Write out each line from the data below that includes the word "name".

[Records from a data source]
* * * *
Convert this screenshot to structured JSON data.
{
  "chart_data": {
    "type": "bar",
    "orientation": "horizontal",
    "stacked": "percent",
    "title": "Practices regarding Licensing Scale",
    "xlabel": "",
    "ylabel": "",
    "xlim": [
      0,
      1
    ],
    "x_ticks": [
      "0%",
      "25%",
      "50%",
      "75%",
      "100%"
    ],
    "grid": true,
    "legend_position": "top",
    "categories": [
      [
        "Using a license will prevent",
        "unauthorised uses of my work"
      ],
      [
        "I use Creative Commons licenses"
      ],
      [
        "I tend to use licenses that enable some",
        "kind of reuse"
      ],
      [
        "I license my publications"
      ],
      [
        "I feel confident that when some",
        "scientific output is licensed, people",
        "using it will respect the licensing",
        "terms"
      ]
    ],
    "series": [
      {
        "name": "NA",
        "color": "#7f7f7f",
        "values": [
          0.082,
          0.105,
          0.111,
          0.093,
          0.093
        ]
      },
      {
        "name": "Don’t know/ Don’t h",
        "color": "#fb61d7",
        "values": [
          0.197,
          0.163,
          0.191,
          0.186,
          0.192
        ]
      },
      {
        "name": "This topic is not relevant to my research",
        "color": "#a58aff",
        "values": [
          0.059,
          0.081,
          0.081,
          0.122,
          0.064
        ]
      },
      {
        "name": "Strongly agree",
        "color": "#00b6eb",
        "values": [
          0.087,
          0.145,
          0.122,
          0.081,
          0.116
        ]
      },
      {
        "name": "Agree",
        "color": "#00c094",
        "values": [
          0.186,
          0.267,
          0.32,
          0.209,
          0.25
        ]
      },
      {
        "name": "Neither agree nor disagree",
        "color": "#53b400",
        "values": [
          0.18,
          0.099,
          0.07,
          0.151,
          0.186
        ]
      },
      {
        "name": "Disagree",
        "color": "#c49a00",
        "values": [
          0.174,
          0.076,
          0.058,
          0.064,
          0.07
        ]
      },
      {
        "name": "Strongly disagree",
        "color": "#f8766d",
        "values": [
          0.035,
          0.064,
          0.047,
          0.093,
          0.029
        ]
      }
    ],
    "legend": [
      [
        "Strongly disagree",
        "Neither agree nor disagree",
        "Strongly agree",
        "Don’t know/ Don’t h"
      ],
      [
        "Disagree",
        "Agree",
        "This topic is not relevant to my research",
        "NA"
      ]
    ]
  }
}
* * * *
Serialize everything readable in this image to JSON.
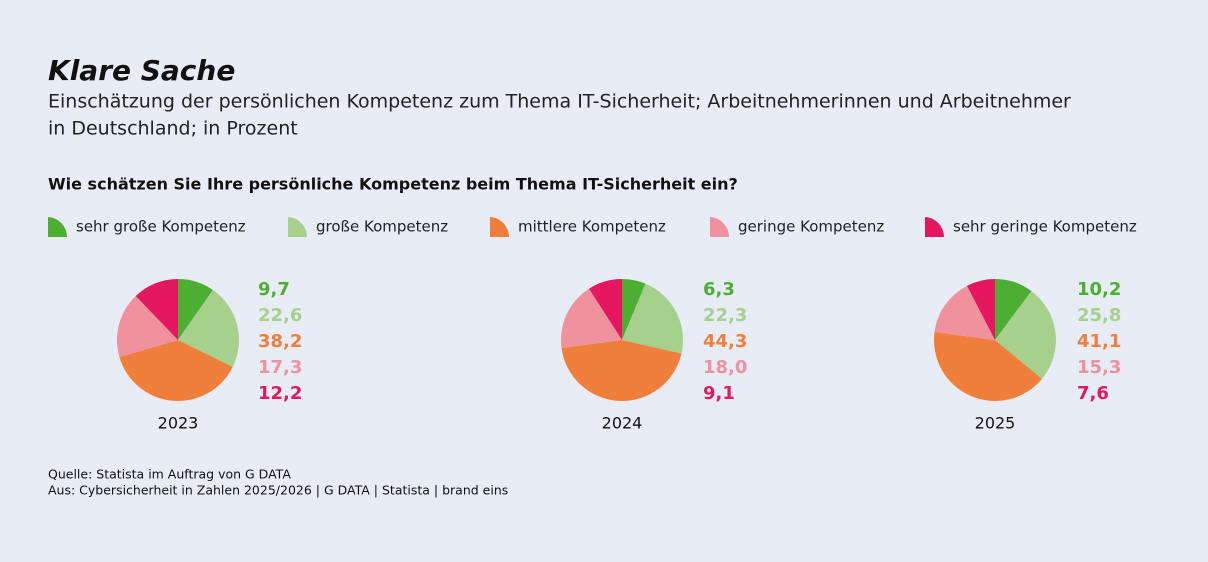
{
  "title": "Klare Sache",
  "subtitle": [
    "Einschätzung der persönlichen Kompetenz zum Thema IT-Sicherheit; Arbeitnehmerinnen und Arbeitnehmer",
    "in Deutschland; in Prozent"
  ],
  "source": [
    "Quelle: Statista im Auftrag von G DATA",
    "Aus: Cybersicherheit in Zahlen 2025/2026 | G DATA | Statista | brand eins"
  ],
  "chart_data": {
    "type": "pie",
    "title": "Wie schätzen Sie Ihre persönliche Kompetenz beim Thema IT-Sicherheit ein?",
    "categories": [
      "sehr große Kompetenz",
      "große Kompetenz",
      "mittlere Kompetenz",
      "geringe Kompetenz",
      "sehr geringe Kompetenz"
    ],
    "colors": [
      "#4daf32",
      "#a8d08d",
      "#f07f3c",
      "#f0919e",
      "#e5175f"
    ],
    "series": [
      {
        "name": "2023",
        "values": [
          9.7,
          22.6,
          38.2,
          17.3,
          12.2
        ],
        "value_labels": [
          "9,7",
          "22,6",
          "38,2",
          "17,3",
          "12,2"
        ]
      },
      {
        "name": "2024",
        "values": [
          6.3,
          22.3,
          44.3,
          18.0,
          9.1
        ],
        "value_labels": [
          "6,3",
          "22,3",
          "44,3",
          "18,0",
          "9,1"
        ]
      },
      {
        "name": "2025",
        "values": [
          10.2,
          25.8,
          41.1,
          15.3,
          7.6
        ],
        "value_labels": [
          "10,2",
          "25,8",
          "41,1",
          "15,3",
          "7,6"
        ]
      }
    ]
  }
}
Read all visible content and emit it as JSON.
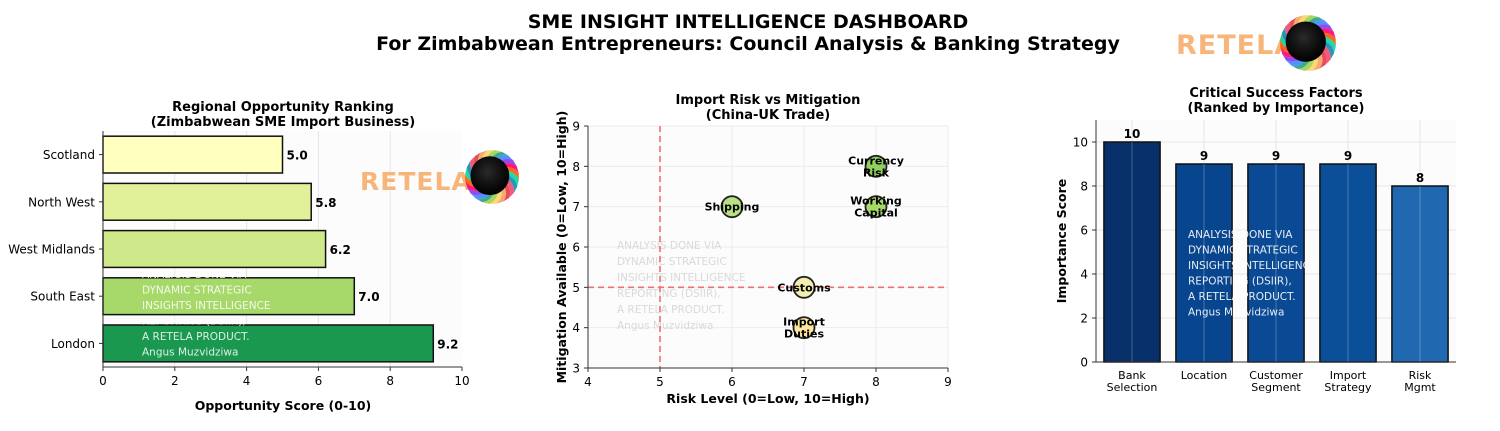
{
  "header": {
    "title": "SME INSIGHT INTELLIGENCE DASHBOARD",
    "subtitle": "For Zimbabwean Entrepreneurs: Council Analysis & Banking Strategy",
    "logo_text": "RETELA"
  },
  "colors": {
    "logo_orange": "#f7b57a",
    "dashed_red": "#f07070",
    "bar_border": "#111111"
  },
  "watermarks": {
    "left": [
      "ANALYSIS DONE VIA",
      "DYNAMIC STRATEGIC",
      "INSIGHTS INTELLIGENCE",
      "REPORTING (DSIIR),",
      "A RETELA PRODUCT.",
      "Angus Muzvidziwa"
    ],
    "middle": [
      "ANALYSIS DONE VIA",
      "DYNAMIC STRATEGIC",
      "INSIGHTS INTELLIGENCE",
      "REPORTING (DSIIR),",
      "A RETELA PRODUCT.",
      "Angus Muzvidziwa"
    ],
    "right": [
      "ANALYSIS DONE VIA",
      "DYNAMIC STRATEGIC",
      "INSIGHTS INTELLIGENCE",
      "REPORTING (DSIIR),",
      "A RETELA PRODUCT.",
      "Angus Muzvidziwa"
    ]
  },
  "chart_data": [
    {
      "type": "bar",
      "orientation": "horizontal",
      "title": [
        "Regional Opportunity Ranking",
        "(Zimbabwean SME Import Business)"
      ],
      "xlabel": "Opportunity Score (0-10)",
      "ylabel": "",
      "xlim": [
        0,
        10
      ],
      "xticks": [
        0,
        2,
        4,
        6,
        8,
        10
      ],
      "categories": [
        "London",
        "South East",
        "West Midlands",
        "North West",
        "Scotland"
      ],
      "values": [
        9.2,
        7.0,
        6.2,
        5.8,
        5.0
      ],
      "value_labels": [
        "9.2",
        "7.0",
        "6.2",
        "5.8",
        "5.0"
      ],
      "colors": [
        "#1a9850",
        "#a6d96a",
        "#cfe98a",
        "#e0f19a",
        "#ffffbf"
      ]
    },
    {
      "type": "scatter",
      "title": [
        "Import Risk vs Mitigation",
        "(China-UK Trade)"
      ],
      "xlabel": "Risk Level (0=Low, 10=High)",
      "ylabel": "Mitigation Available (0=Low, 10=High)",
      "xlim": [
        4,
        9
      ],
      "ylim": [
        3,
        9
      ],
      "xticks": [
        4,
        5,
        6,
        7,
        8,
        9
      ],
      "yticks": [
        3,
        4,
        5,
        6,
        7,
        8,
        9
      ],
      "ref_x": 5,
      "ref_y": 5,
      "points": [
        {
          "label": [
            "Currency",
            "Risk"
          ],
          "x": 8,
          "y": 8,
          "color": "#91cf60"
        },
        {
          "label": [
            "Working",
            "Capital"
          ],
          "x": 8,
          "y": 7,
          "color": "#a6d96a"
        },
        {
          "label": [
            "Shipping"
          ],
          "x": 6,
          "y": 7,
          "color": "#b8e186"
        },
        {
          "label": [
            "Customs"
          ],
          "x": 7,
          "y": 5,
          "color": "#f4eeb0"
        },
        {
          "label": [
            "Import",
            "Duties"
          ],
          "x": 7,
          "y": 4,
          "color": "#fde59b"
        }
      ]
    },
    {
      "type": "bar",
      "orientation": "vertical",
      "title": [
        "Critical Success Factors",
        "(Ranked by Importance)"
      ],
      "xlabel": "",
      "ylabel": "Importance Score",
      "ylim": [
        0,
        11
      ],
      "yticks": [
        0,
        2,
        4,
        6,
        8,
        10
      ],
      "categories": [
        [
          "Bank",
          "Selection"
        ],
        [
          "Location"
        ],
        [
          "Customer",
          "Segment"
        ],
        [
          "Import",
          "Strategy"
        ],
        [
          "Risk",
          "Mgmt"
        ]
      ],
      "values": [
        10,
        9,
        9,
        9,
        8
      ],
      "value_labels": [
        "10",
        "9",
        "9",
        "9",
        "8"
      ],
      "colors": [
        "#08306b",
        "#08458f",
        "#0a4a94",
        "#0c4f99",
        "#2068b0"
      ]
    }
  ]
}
* * * *
* TASK OUTPUT
        "name": "NA",
        "name": "Don’t know/ Don’t h",
        "name": "This topic is not relevant to my research",
        "name": "Strongly agree",
        "name": "Agree",
        "name": "Neither agree nor disagree",
        "name": "Disagree",
        "name": "Strongly disagree",
        "name": "2023",
        "name": "2024",
        "name": "2025",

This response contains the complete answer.